[Dataset excerpt]
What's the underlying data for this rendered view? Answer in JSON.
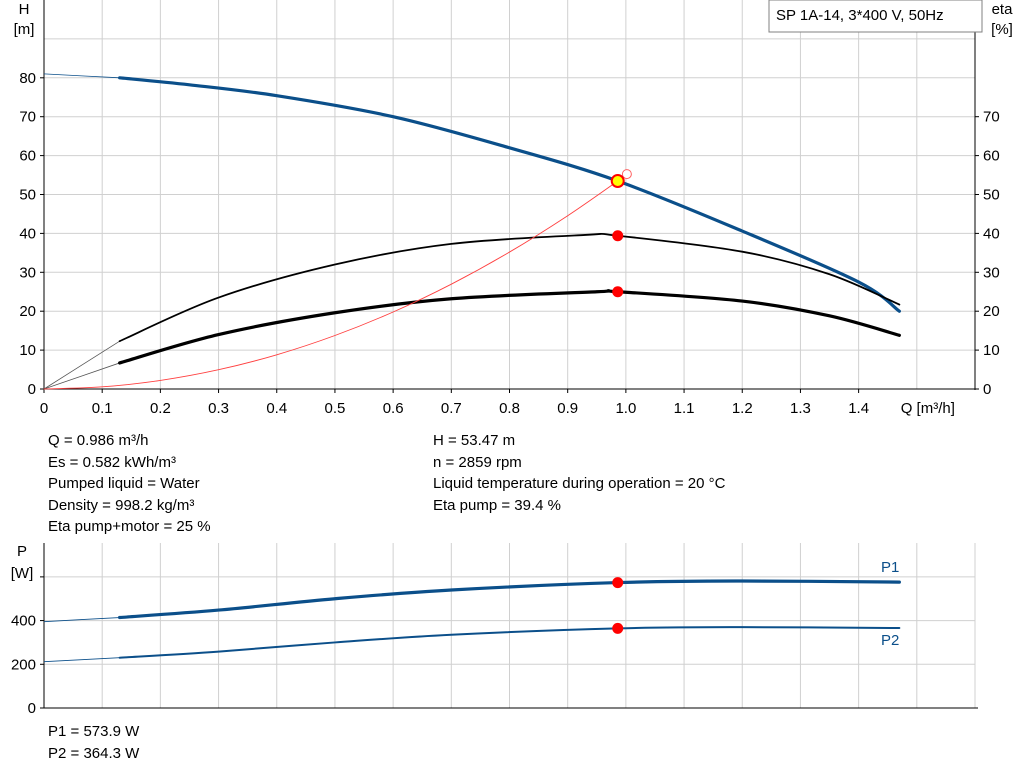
{
  "chart_data": [
    {
      "type": "line",
      "title": "SP 1A-14, 3*400 V, 50Hz",
      "xlabel": "Q [m³/h]",
      "ylabel_left": [
        "H",
        "[m]"
      ],
      "ylabel_right": [
        "eta",
        "[%]"
      ],
      "xlim": [
        0,
        1.6
      ],
      "ylim": [
        0,
        100
      ],
      "x_ticks": [
        "0",
        "0.1",
        "0.2",
        "0.3",
        "0.4",
        "0.5",
        "0.6",
        "0.7",
        "0.8",
        "0.9",
        "1.0",
        "1.1",
        "1.2",
        "1.3",
        "1.4"
      ],
      "y_ticks_left": [
        "0",
        "10",
        "20",
        "30",
        "40",
        "50",
        "60",
        "70",
        "80"
      ],
      "y_ticks_right": [
        "0",
        "10",
        "20",
        "30",
        "40",
        "50",
        "60",
        "70"
      ],
      "grid": true,
      "colors": {
        "head": "#0b4f8a",
        "eta": "#000000",
        "system": "#ff4040",
        "marker": "#ff0000",
        "duty_fill": "#ffff00"
      },
      "series": [
        {
          "key": "H",
          "axis": "left",
          "x": [
            0.13,
            0.25,
            0.4,
            0.6,
            0.8,
            0.986,
            1.2,
            1.4,
            1.47
          ],
          "y": [
            80,
            78.2,
            75.4,
            70,
            62,
            53.47,
            40.6,
            27.5,
            20
          ],
          "extension": {
            "x": [
              0,
              0.13
            ],
            "y": [
              81,
              80
            ]
          }
        },
        {
          "key": "eta_pump",
          "axis": "right",
          "x": [
            0.13,
            0.3,
            0.5,
            0.7,
            0.93,
            0.986,
            1.2,
            1.35,
            1.47
          ],
          "y": [
            12.3,
            23.5,
            32,
            37.3,
            39.6,
            39.4,
            35.3,
            29.5,
            21.7
          ],
          "extension": {
            "x": [
              0,
              0.13
            ],
            "y": [
              0,
              12.3
            ]
          }
        },
        {
          "key": "eta_pump_motor",
          "axis": "right",
          "x": [
            0.13,
            0.3,
            0.5,
            0.7,
            0.95,
            0.986,
            1.2,
            1.35,
            1.47
          ],
          "y": [
            6.7,
            14,
            19.6,
            23.2,
            25,
            25,
            22.6,
            18.8,
            13.8
          ],
          "extension": {
            "x": [
              0,
              0.13
            ],
            "y": [
              0,
              6.7
            ]
          }
        },
        {
          "key": "system_curve",
          "axis": "left",
          "x": [
            0,
            0.1,
            0.2,
            0.3,
            0.4,
            0.5,
            0.6,
            0.7,
            0.8,
            0.9,
            0.986,
            1.0
          ],
          "y": [
            0,
            0.55,
            2.2,
            4.95,
            8.8,
            13.75,
            19.8,
            26.95,
            35.2,
            44.55,
            53.47,
            55
          ]
        }
      ],
      "duty_points": {
        "q": 0.986,
        "H": 53.47,
        "eta_pump": 39.4,
        "eta_pump_motor": 25
      }
    },
    {
      "type": "line",
      "ylabel": [
        "P",
        "[W]"
      ],
      "xlim": [
        0,
        1.6
      ],
      "ylim": [
        0,
        755
      ],
      "y_ticks": [
        "0",
        "200",
        "400"
      ],
      "grid": true,
      "series": [
        {
          "name": "P1",
          "x": [
            0.13,
            0.3,
            0.5,
            0.7,
            0.986,
            1.2,
            1.47
          ],
          "y": [
            414,
            448,
            500,
            540,
            573.9,
            581,
            576
          ],
          "extension": {
            "x": [
              0,
              0.13
            ],
            "y": [
              395,
              414
            ]
          }
        },
        {
          "name": "P2",
          "x": [
            0.13,
            0.3,
            0.5,
            0.7,
            0.986,
            1.2,
            1.47
          ],
          "y": [
            230,
            258,
            300,
            335,
            364.3,
            370,
            366
          ],
          "extension": {
            "x": [
              0,
              0.13
            ],
            "y": [
              212,
              230
            ]
          }
        }
      ],
      "duty_points": {
        "q": 0.986,
        "P1": 573.9,
        "P2": 364.3
      }
    }
  ],
  "info": {
    "left": [
      "Q = 0.986 m³/h",
      "Es = 0.582 kWh/m³",
      "Pumped liquid = Water",
      "Density = 998.2 kg/m³",
      "Eta pump+motor = 25 %"
    ],
    "right": [
      "H = 53.47 m",
      "n = 2859 rpm",
      "Liquid temperature during operation = 20 °C",
      "Eta pump = 39.4 %"
    ],
    "power": [
      "P1 = 573.9 W",
      "P2 = 364.3 W"
    ]
  }
}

• [Stated task]: Repeat the material above word for word, please, apart from its images.

• [Task output]:
What's the underlying data for this rendered view? Answer in JSON.
{
  "chart_data": [
    {
      "type": "line",
      "title": "SP 1A-14, 3*400 V, 50Hz",
      "xlabel": "Q [m³/h]",
      "ylabel_left": [
        "H",
        "[m]"
      ],
      "ylabel_right": [
        "eta",
        "[%]"
      ],
      "xlim": [
        0,
        1.6
      ],
      "ylim": [
        0,
        100
      ],
      "x_ticks": [
        "0",
        "0.1",
        "0.2",
        "0.3",
        "0.4",
        "0.5",
        "0.6",
        "0.7",
        "0.8",
        "0.9",
        "1.0",
        "1.1",
        "1.2",
        "1.3",
        "1.4"
      ],
      "y_ticks_left": [
        "0",
        "10",
        "20",
        "30",
        "40",
        "50",
        "60",
        "70",
        "80"
      ],
      "y_ticks_right": [
        "0",
        "10",
        "20",
        "30",
        "40",
        "50",
        "60",
        "70"
      ],
      "grid": true,
      "colors": {
        "head": "#0b4f8a",
        "eta": "#000000",
        "system": "#ff4040",
        "marker": "#ff0000",
        "duty_fill": "#ffff00"
      },
      "series": [
        {
          "key": "H",
          "axis": "left",
          "x": [
            0.13,
            0.25,
            0.4,
            0.6,
            0.8,
            0.986,
            1.2,
            1.4,
            1.47
          ],
          "y": [
            80,
            78.2,
            75.4,
            70,
            62,
            53.47,
            40.6,
            27.5,
            20
          ],
          "extension": {
            "x": [
              0,
              0.13
            ],
            "y": [
              81,
              80
            ]
          }
        },
        {
          "key": "eta_pump",
          "axis": "right",
          "x": [
            0.13,
            0.3,
            0.5,
            0.7,
            0.93,
            0.986,
            1.2,
            1.35,
            1.47
          ],
          "y": [
            12.3,
            23.5,
            32,
            37.3,
            39.6,
            39.4,
            35.3,
            29.5,
            21.7
          ],
          "extension": {
            "x": [
              0,
              0.13
            ],
            "y": [
              0,
              12.3
            ]
          }
        },
        {
          "key": "eta_pump_motor",
          "axis": "right",
          "x": [
            0.13,
            0.3,
            0.5,
            0.7,
            0.95,
            0.986,
            1.2,
            1.35,
            1.47
          ],
          "y": [
            6.7,
            14,
            19.6,
            23.2,
            25,
            25,
            22.6,
            18.8,
            13.8
          ],
          "extension": {
            "x": [
              0,
              0.13
            ],
            "y": [
              0,
              6.7
            ]
          }
        },
        {
          "key": "system_curve",
          "axis": "left",
          "x": [
            0,
            0.1,
            0.2,
            0.3,
            0.4,
            0.5,
            0.6,
            0.7,
            0.8,
            0.9,
            0.986,
            1.0
          ],
          "y": [
            0,
            0.55,
            2.2,
            4.95,
            8.8,
            13.75,
            19.8,
            26.95,
            35.2,
            44.55,
            53.47,
            55
          ]
        }
      ],
      "duty_points": {
        "q": 0.986,
        "H": 53.47,
        "eta_pump": 39.4,
        "eta_pump_motor": 25
      }
    },
    {
      "type": "line",
      "ylabel": [
        "P",
        "[W]"
      ],
      "xlim": [
        0,
        1.6
      ],
      "ylim": [
        0,
        755
      ],
      "y_ticks": [
        "0",
        "200",
        "400"
      ],
      "grid": true,
      "series": [
        {
          "name": "P1",
          "x": [
            0.13,
            0.3,
            0.5,
            0.7,
            0.986,
            1.2,
            1.47
          ],
          "y": [
            414,
            448,
            500,
            540,
            573.9,
            581,
            576
          ],
          "extension": {
            "x": [
              0,
              0.13
            ],
            "y": [
              395,
              414
            ]
          }
        },
        {
          "name": "P2",
          "x": [
            0.13,
            0.3,
            0.5,
            0.7,
            0.986,
            1.2,
            1.47
          ],
          "y": [
            230,
            258,
            300,
            335,
            364.3,
            370,
            366
          ],
          "extension": {
            "x": [
              0,
              0.13
            ],
            "y": [
              212,
              230
            ]
          }
        }
      ],
      "duty_points": {
        "q": 0.986,
        "P1": 573.9,
        "P2": 364.3
      }
    }
  ],
  "info": {
    "left": [
      "Q = 0.986 m³/h",
      "Es = 0.582 kWh/m³",
      "Pumped liquid = Water",
      "Density = 998.2 kg/m³",
      "Eta pump+motor = 25 %"
    ],
    "right": [
      "H = 53.47 m",
      "n = 2859 rpm",
      "Liquid temperature during operation = 20 °C",
      "Eta pump = 39.4 %"
    ],
    "power": [
      "P1 = 573.9 W",
      "P2 = 364.3 W"
    ]
  }
}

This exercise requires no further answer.